** begin The data **

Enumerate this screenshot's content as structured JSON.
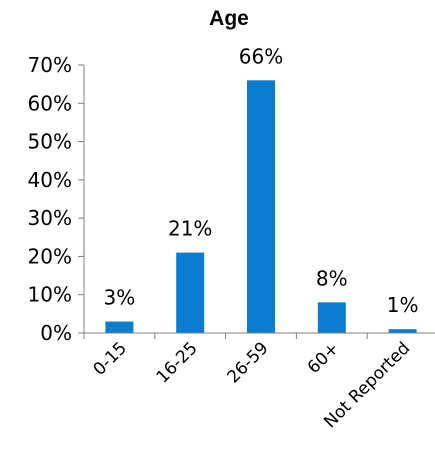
{
  "chart_data": {
    "type": "bar",
    "title": "Age",
    "categories": [
      "0-15",
      "16-25",
      "26-59",
      "60+",
      "Not Reported"
    ],
    "values": [
      3,
      21,
      66,
      8,
      1
    ],
    "value_labels": [
      "3%",
      "21%",
      "66%",
      "8%",
      "1%"
    ],
    "ylim": [
      0,
      70
    ],
    "y_ticks": [
      0,
      10,
      20,
      30,
      40,
      50,
      60,
      70
    ],
    "y_tick_labels": [
      "0%",
      "10%",
      "20%",
      "30%",
      "40%",
      "50%",
      "60%",
      "70%"
    ],
    "xlabel": "",
    "ylabel": "",
    "grid": false,
    "legend": "none",
    "bar_color": "#0a7dd0"
  }
}
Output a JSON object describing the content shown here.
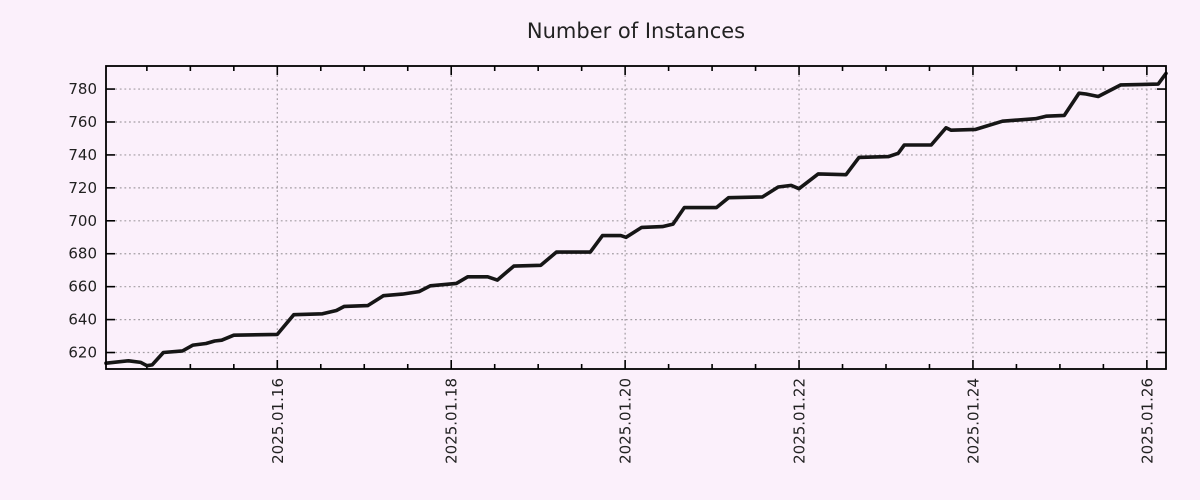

** end The data **

Work instructions.
Take the listing and print it again exactly, but without any pictures.

Problem solution.
Enumerate this screenshot's content as structured JSON.
{
  "chart_data": {
    "type": "bar",
    "title": "Age",
    "categories": [
      "0-15",
      "16-25",
      "26-59",
      "60+",
      "Not Reported"
    ],
    "values": [
      3,
      21,
      66,
      8,
      1
    ],
    "value_labels": [
      "3%",
      "21%",
      "66%",
      "8%",
      "1%"
    ],
    "ylim": [
      0,
      70
    ],
    "y_ticks": [
      0,
      10,
      20,
      30,
      40,
      50,
      60,
      70
    ],
    "y_tick_labels": [
      "0%",
      "10%",
      "20%",
      "30%",
      "40%",
      "50%",
      "60%",
      "70%"
    ],
    "xlabel": "",
    "ylabel": "",
    "grid": false,
    "legend": "none",
    "bar_color": "#0a7dd0"
  }
}
Output a JSON object describing the content shown here.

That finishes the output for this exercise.